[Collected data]
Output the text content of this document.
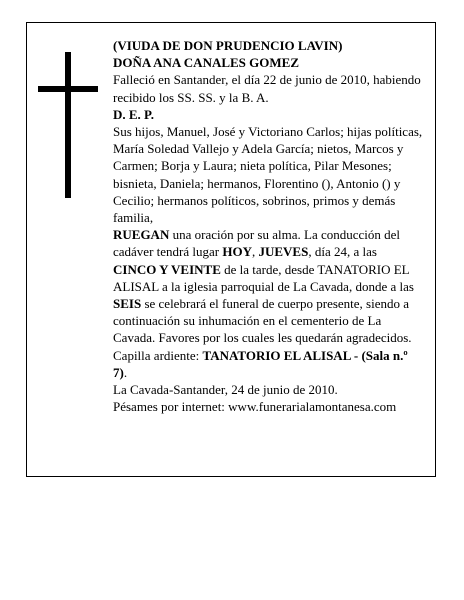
(VIUDA DE DON PRUDENCIO LAVIN)

DOÑA ANA CANALES GOMEZ

Falleció en Santander, el día 22 de junio de 2010, habiendo recibido los SS. SS. y la B. A.

D. E. P.

Sus hijos, Manuel, José y Victoriano Carlos; hijas políticas, María Soledad Vallejo y Adela García; nietos, Marcos y Carmen; Borja y Laura; nieta política, Pilar Mesones; bisnieta, Daniela; hermanos, Florentino (), Antonio () y Cecilio; hermanos políticos, sobrinos, primos y demás familia,

RUEGAN una oración por su alma. La conducción del cadáver tendrá lugar HOY, JUEVES, día 24, a las CINCO Y VEINTE de la tarde, desde TANATORIO EL ALISAL a la iglesia parroquial de La Cavada, donde a las SEIS se celebrará el funeral de cuerpo presente, siendo a continuación su inhumación en el cementerio de La Cavada. Favores por los cuales les quedarán agradecidos.

Capilla ardiente: TANATORIO EL ALISAL - (Sala n.º 7).

La Cavada-Santander, 24 de junio de 2010.

Pésames por internet: www.funerarialamontanesa.com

• [What the task requires]:
From the data above, write out everything exactly except the pictures.

• [Problem solution]:
Output the text content of this document.
(VIUDA DE DON PRUDENCIO LAVIN)

DOÑA ANA CANALES GOMEZ

Falleció en Santander, el día 22 de junio de 2010, habiendo recibido los SS. SS. y la B. A.

D. E. P.

Sus hijos, Manuel, José y Victoriano Carlos; hijas políticas, María Soledad Vallejo y Adela García; nietos, Marcos y Carmen; Borja y Laura; nieta política, Pilar Mesones; bisnieta, Daniela; hermanos, Florentino (), Antonio () y Cecilio; hermanos políticos, sobrinos, primos y demás familia,

RUEGAN una oración por su alma. La conducción del cadáver tendrá lugar HOY, JUEVES, día 24, a las CINCO Y VEINTE de la tarde, desde TANATORIO EL ALISAL a la iglesia parroquial de La Cavada, donde a las SEIS se celebrará el funeral de cuerpo presente, siendo a continuación su inhumación en el cementerio de La Cavada. Favores por los cuales les quedarán agradecidos.

Capilla ardiente: TANATORIO EL ALISAL - (Sala n.º 7).

La Cavada-Santander, 24 de junio de 2010.

Pésames por internet: www.funerarialamontanesa.com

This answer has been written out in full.